Brief -
Review the material and extract every line in which the word "الأنصاري" occurs.

## Start Given data

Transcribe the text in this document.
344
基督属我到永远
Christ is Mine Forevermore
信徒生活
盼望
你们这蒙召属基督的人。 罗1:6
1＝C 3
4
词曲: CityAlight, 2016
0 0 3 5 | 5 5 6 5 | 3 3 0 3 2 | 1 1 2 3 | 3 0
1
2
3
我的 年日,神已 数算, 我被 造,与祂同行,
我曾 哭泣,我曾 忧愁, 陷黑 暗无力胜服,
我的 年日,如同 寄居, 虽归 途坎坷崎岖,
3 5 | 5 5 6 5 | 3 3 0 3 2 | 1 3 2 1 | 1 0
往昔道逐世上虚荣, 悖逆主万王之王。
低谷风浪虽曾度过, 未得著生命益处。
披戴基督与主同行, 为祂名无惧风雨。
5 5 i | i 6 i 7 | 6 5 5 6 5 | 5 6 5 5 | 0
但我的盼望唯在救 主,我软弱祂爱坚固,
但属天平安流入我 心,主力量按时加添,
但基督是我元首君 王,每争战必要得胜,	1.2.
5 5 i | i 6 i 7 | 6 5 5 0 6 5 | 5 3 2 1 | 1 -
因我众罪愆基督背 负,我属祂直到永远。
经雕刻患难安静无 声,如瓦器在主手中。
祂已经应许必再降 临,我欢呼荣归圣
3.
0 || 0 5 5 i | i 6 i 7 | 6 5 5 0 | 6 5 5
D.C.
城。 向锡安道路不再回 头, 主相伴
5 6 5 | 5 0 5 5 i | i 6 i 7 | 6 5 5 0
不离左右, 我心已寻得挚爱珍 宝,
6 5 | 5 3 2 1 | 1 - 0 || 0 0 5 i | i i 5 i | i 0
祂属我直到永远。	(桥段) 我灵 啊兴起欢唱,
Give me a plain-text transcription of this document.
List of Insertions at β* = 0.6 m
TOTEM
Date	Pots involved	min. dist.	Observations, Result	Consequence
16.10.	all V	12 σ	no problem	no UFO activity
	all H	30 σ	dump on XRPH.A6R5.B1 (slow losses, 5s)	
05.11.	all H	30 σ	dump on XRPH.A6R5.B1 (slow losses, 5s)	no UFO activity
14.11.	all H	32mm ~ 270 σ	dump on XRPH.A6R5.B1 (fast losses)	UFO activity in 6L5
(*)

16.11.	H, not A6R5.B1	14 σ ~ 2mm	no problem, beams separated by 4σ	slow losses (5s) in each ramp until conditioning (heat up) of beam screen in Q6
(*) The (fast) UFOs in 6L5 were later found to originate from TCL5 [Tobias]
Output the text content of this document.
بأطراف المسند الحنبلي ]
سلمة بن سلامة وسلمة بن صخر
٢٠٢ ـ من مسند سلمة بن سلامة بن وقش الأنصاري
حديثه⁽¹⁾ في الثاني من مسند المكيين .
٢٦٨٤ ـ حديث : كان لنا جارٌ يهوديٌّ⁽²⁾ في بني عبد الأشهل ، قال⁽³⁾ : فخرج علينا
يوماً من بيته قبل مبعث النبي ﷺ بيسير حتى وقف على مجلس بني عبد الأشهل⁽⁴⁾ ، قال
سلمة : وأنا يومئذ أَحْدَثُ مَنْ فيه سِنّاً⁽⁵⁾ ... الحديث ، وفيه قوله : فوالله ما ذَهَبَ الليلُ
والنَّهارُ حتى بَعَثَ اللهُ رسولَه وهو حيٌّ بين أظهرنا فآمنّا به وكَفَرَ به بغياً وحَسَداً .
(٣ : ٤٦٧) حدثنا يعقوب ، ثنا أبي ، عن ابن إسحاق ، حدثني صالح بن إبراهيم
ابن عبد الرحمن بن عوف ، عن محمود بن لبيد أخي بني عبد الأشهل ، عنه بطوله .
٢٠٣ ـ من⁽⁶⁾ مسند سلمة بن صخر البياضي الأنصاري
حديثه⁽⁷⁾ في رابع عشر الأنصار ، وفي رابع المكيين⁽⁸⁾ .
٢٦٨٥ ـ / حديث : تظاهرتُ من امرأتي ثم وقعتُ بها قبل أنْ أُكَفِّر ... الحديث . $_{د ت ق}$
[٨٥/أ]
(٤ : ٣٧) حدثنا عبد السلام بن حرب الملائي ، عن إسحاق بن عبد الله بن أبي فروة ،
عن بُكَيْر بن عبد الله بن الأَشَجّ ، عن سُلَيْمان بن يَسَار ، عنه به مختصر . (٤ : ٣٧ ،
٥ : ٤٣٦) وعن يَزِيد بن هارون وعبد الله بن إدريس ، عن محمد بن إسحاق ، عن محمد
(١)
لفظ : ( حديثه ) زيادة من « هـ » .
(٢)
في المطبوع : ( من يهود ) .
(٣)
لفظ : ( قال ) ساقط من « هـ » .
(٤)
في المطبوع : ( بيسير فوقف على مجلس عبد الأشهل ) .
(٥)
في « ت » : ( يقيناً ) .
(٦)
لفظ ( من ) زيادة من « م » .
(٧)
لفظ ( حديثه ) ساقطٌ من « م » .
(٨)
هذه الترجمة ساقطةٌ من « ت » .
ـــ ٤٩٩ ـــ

## End Given data

Solution for this exercise -
٢٠٢ ـ من مسند سلمة بن سلامة بن وقش الأنصاري
٢٠٣ ـ من⁽⁶⁾ مسند سلمة بن صخر البياضي الأنصاري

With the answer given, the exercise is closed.